#### [EXERCISE DESCRIPTION]
List every line in this data where the string "Radiation" occurs.

-- THE RECORDS start --

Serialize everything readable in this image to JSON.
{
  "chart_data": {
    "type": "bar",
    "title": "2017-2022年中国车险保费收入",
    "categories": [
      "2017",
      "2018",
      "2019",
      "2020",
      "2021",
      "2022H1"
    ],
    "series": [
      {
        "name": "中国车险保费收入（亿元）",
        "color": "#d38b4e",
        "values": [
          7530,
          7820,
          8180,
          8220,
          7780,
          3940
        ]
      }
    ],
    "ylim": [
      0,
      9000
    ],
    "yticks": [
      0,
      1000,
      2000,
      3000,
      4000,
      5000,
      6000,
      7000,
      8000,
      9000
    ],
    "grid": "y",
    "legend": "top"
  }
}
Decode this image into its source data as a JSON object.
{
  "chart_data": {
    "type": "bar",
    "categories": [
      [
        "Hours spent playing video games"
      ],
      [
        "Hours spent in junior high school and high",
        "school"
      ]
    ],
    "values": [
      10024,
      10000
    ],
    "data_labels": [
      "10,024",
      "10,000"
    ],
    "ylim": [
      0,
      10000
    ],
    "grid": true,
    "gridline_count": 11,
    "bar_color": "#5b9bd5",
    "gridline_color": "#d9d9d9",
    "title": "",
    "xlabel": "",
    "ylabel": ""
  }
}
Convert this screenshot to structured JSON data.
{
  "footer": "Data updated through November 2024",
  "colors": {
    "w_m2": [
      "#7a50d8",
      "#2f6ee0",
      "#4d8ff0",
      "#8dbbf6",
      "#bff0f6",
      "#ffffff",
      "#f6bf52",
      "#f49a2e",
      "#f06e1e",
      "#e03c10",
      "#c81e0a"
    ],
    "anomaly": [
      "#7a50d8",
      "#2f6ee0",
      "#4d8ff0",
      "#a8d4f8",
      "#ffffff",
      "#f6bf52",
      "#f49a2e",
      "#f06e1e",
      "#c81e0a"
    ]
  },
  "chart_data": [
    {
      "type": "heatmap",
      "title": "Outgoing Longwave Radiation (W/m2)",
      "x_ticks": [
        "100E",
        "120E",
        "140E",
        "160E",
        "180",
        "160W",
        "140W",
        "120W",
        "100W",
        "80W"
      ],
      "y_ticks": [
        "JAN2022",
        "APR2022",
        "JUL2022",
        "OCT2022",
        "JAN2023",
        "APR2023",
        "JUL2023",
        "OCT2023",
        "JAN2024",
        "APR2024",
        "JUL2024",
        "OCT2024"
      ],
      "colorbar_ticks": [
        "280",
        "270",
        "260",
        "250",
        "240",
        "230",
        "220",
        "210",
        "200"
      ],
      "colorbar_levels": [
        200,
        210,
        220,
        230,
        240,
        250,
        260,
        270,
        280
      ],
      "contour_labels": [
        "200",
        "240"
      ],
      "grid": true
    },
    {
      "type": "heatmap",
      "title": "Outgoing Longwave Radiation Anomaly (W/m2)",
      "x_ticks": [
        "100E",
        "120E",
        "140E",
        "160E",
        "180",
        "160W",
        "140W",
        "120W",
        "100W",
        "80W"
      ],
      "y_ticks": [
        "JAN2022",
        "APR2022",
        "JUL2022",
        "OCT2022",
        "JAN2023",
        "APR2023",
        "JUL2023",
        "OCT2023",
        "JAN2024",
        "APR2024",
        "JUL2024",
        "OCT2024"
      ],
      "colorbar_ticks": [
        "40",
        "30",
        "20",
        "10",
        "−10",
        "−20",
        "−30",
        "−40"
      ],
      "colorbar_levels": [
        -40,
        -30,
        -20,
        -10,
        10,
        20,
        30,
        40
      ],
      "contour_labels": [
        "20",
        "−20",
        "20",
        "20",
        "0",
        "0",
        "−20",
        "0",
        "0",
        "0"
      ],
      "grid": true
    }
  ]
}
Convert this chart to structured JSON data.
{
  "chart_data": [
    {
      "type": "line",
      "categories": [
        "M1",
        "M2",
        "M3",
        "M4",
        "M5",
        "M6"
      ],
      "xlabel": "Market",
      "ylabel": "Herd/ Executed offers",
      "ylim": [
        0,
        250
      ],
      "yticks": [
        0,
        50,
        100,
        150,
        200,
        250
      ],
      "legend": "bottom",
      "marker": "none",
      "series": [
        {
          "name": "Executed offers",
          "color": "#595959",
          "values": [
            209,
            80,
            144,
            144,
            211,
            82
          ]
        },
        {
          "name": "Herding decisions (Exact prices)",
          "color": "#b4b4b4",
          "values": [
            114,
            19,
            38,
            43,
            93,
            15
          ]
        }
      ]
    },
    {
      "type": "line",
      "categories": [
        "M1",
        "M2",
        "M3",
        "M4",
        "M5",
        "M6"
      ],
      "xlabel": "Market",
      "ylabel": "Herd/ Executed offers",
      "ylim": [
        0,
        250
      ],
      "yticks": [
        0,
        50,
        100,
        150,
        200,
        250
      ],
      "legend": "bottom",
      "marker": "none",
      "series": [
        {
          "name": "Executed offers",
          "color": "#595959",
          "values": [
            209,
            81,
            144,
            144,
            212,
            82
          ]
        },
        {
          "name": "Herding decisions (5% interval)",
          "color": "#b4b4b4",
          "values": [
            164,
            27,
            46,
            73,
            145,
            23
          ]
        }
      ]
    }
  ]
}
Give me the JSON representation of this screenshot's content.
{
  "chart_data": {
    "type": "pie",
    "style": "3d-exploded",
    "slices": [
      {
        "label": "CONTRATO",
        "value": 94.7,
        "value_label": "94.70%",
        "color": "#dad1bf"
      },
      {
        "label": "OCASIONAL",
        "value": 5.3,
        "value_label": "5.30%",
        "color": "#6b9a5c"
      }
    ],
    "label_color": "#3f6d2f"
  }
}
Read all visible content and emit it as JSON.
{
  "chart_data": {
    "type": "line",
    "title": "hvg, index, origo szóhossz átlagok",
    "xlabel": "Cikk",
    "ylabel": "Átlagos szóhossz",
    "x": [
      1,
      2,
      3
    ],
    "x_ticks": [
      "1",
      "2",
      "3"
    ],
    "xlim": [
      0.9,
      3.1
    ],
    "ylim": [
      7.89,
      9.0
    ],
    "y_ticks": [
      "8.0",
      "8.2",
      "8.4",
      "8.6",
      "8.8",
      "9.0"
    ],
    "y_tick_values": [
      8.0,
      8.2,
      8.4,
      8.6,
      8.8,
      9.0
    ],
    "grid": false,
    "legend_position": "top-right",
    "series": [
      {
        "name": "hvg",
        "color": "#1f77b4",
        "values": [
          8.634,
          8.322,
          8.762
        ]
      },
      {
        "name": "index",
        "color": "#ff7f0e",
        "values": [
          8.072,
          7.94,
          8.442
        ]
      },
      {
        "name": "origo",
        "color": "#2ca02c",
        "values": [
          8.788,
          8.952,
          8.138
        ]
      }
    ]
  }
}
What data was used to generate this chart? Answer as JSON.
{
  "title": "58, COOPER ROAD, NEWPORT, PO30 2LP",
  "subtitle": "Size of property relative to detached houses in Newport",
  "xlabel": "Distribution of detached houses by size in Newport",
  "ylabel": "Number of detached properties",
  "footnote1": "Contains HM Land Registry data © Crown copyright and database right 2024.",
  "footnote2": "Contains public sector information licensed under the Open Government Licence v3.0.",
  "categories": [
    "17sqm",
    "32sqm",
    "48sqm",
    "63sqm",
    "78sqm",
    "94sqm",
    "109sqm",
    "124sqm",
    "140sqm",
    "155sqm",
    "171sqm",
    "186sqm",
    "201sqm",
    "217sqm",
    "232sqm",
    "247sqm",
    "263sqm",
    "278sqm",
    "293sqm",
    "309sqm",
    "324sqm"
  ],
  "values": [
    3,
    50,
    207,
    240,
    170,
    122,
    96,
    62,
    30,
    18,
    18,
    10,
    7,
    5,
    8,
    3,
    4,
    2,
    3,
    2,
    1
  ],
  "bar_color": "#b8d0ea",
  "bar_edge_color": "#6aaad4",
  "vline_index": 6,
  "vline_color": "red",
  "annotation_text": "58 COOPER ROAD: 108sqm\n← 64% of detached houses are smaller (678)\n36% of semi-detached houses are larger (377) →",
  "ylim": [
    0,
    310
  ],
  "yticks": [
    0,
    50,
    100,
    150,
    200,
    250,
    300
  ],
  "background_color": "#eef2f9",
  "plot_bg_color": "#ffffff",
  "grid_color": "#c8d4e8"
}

-- THE RECORDS end --

#### [COMPLETE RESPONSE]
      "title": "Outgoing Longwave Radiation (W/m2)",
      "title": "Outgoing Longwave Radiation Anomaly (W/m2)",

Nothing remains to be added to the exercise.